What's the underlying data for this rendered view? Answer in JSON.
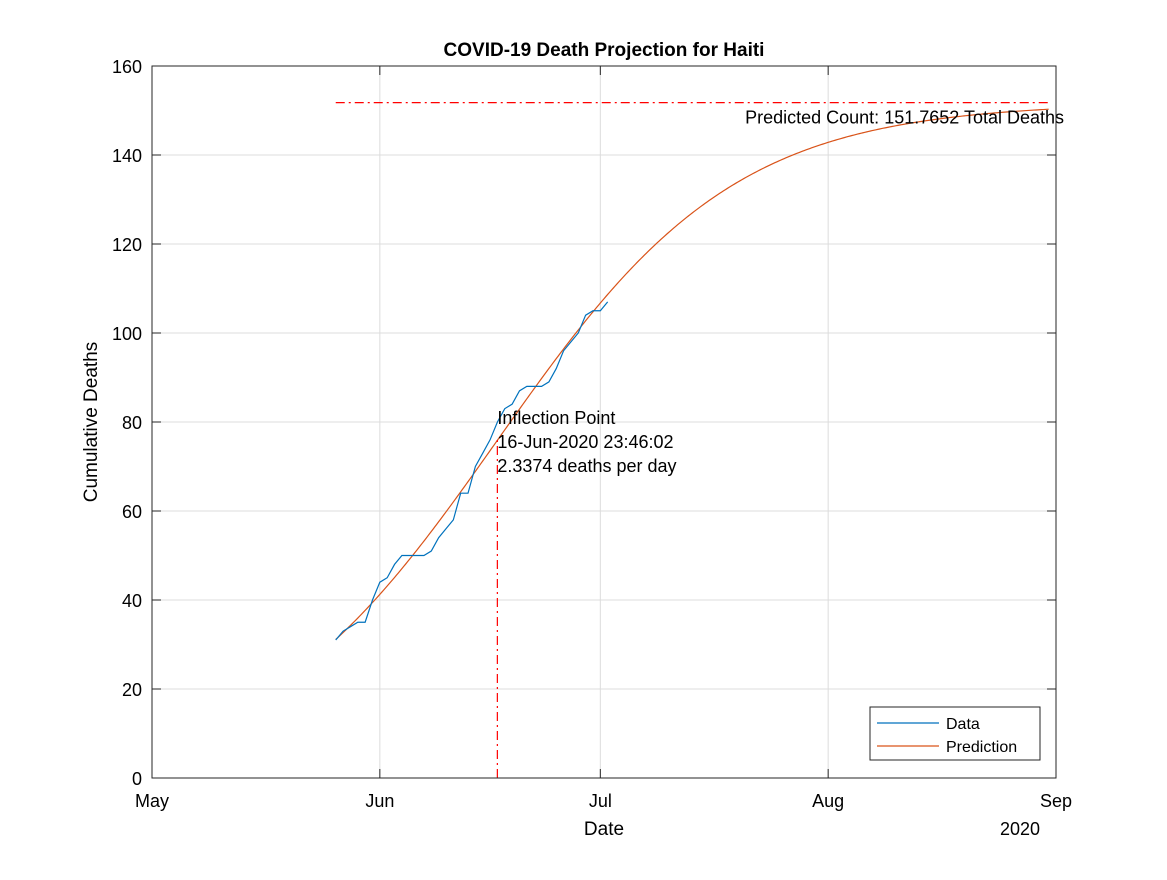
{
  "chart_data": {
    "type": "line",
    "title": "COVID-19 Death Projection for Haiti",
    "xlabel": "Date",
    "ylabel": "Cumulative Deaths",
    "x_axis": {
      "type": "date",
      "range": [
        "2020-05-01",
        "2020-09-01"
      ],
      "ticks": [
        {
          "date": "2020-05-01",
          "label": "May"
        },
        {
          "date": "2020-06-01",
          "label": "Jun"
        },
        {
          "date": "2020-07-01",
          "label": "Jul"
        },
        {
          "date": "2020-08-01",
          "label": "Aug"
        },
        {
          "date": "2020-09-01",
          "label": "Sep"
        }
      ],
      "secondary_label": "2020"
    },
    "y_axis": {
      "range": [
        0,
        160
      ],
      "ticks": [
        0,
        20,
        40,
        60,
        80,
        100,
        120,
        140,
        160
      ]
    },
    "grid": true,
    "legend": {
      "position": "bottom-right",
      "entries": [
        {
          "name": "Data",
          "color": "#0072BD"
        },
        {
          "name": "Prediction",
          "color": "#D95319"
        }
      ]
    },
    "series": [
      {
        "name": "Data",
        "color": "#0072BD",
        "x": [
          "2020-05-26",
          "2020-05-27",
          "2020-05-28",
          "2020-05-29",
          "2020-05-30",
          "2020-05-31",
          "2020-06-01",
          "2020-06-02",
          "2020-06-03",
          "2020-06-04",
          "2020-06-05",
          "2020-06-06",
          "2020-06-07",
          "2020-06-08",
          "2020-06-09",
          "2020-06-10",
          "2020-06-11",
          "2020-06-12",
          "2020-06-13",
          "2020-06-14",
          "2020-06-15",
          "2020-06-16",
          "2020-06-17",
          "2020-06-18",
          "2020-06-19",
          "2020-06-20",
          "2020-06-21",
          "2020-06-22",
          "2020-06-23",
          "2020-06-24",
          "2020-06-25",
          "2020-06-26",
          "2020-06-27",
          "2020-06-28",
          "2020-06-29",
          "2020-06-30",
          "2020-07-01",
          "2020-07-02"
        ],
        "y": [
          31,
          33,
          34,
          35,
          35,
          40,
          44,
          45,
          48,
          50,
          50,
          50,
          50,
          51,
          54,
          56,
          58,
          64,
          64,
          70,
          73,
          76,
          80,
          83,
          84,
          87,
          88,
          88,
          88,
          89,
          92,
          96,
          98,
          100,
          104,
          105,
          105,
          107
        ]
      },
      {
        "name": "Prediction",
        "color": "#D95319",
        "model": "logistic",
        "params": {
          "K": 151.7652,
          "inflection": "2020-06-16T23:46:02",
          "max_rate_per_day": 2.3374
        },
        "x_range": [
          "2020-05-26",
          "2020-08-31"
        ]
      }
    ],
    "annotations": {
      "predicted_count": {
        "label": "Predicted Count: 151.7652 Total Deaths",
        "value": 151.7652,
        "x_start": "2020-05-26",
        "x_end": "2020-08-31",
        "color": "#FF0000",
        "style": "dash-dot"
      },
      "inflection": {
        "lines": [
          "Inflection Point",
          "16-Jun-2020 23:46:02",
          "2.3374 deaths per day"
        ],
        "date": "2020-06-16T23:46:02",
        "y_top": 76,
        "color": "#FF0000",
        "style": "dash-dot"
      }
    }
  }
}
━━━
Output the material word for word, omitting its pictures.

What's the underlying data for this rendered view? Answer in JSON.
{
  "chart_data": {
    "type": "line",
    "title": "COVID-19 Death Projection for Haiti",
    "xlabel": "Date",
    "ylabel": "Cumulative Deaths",
    "x_axis": {
      "type": "date",
      "range": [
        "2020-05-01",
        "2020-09-01"
      ],
      "ticks": [
        {
          "date": "2020-05-01",
          "label": "May"
        },
        {
          "date": "2020-06-01",
          "label": "Jun"
        },
        {
          "date": "2020-07-01",
          "label": "Jul"
        },
        {
          "date": "2020-08-01",
          "label": "Aug"
        },
        {
          "date": "2020-09-01",
          "label": "Sep"
        }
      ],
      "secondary_label": "2020"
    },
    "y_axis": {
      "range": [
        0,
        160
      ],
      "ticks": [
        0,
        20,
        40,
        60,
        80,
        100,
        120,
        140,
        160
      ]
    },
    "grid": true,
    "legend": {
      "position": "bottom-right",
      "entries": [
        {
          "name": "Data",
          "color": "#0072BD"
        },
        {
          "name": "Prediction",
          "color": "#D95319"
        }
      ]
    },
    "series": [
      {
        "name": "Data",
        "color": "#0072BD",
        "x": [
          "2020-05-26",
          "2020-05-27",
          "2020-05-28",
          "2020-05-29",
          "2020-05-30",
          "2020-05-31",
          "2020-06-01",
          "2020-06-02",
          "2020-06-03",
          "2020-06-04",
          "2020-06-05",
          "2020-06-06",
          "2020-06-07",
          "2020-06-08",
          "2020-06-09",
          "2020-06-10",
          "2020-06-11",
          "2020-06-12",
          "2020-06-13",
          "2020-06-14",
          "2020-06-15",
          "2020-06-16",
          "2020-06-17",
          "2020-06-18",
          "2020-06-19",
          "2020-06-20",
          "2020-06-21",
          "2020-06-22",
          "2020-06-23",
          "2020-06-24",
          "2020-06-25",
          "2020-06-26",
          "2020-06-27",
          "2020-06-28",
          "2020-06-29",
          "2020-06-30",
          "2020-07-01",
          "2020-07-02"
        ],
        "y": [
          31,
          33,
          34,
          35,
          35,
          40,
          44,
          45,
          48,
          50,
          50,
          50,
          50,
          51,
          54,
          56,
          58,
          64,
          64,
          70,
          73,
          76,
          80,
          83,
          84,
          87,
          88,
          88,
          88,
          89,
          92,
          96,
          98,
          100,
          104,
          105,
          105,
          107
        ]
      },
      {
        "name": "Prediction",
        "color": "#D95319",
        "model": "logistic",
        "params": {
          "K": 151.7652,
          "inflection": "2020-06-16T23:46:02",
          "max_rate_per_day": 2.3374
        },
        "x_range": [
          "2020-05-26",
          "2020-08-31"
        ]
      }
    ],
    "annotations": {
      "predicted_count": {
        "label": "Predicted Count: 151.7652 Total Deaths",
        "value": 151.7652,
        "x_start": "2020-05-26",
        "x_end": "2020-08-31",
        "color": "#FF0000",
        "style": "dash-dot"
      },
      "inflection": {
        "lines": [
          "Inflection Point",
          "16-Jun-2020 23:46:02",
          "2.3374 deaths per day"
        ],
        "date": "2020-06-16T23:46:02",
        "y_top": 76,
        "color": "#FF0000",
        "style": "dash-dot"
      }
    }
  }
}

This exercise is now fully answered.